### Exercise material

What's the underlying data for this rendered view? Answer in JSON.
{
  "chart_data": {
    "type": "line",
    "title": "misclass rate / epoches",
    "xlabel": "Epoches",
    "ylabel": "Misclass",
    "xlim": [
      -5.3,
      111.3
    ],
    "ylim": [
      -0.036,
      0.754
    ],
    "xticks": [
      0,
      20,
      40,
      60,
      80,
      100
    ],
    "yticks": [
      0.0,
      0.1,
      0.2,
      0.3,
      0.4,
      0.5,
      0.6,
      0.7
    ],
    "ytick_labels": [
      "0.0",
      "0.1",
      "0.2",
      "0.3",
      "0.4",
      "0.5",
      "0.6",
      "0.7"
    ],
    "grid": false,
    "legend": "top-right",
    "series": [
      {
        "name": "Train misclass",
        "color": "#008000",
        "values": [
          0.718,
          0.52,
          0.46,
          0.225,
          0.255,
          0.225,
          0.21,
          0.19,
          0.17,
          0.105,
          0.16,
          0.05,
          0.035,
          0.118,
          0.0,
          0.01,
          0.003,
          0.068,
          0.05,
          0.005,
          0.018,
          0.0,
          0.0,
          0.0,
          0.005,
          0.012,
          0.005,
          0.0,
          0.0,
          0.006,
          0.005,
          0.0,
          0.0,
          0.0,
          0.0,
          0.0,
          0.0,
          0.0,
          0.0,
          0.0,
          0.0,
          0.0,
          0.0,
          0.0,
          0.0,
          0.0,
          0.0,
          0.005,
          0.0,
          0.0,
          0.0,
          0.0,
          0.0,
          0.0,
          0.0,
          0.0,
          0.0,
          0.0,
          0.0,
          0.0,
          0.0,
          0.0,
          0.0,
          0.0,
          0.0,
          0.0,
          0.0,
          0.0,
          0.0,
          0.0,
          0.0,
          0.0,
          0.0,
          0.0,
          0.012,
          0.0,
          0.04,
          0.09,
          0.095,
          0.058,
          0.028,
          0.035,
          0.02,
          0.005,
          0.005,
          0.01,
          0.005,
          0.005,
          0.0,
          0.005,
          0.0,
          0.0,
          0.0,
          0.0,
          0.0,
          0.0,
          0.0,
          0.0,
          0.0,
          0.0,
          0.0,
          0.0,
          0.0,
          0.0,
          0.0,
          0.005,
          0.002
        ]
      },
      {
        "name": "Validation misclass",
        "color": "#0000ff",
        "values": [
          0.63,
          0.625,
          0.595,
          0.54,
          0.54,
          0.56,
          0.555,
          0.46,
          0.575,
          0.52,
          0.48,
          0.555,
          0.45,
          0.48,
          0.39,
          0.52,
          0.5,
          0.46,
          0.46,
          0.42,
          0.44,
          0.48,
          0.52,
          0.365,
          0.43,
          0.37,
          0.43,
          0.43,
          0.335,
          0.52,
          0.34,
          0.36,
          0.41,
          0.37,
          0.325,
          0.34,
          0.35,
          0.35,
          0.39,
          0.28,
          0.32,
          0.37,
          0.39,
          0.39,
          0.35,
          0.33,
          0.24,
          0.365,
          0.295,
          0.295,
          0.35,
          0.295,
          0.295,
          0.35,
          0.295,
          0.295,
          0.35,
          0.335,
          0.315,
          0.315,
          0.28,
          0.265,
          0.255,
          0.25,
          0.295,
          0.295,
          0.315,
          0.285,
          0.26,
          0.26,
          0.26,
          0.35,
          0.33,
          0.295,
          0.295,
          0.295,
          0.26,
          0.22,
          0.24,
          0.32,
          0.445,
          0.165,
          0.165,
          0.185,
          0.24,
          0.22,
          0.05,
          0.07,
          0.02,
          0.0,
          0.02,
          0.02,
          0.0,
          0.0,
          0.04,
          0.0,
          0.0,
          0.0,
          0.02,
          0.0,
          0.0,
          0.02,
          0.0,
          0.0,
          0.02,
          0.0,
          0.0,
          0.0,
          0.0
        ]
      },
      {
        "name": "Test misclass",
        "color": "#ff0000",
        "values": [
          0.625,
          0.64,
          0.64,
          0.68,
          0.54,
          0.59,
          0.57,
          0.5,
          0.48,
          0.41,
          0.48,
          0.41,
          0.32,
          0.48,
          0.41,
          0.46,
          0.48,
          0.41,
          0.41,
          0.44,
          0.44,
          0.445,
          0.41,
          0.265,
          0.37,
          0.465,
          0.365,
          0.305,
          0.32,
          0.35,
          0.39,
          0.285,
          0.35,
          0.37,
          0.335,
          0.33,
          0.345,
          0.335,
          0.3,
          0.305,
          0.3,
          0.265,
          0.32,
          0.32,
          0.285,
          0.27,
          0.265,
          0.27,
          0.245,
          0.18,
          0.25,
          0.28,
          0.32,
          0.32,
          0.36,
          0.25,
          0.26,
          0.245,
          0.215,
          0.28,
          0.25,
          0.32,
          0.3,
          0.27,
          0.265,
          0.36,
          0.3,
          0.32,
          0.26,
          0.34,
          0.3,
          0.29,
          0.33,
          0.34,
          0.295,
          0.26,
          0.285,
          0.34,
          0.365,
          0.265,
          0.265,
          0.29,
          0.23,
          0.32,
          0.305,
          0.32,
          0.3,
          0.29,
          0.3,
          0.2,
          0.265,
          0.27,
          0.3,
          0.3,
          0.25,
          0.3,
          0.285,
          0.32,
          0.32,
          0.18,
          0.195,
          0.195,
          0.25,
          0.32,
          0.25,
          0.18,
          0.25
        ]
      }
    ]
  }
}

### Exercise prompt
Lines from the records above that hold "color" are the ones to list.

### Problem solution
        "color": "#008000",
        "color": "#0000ff",
        "color": "#ff0000",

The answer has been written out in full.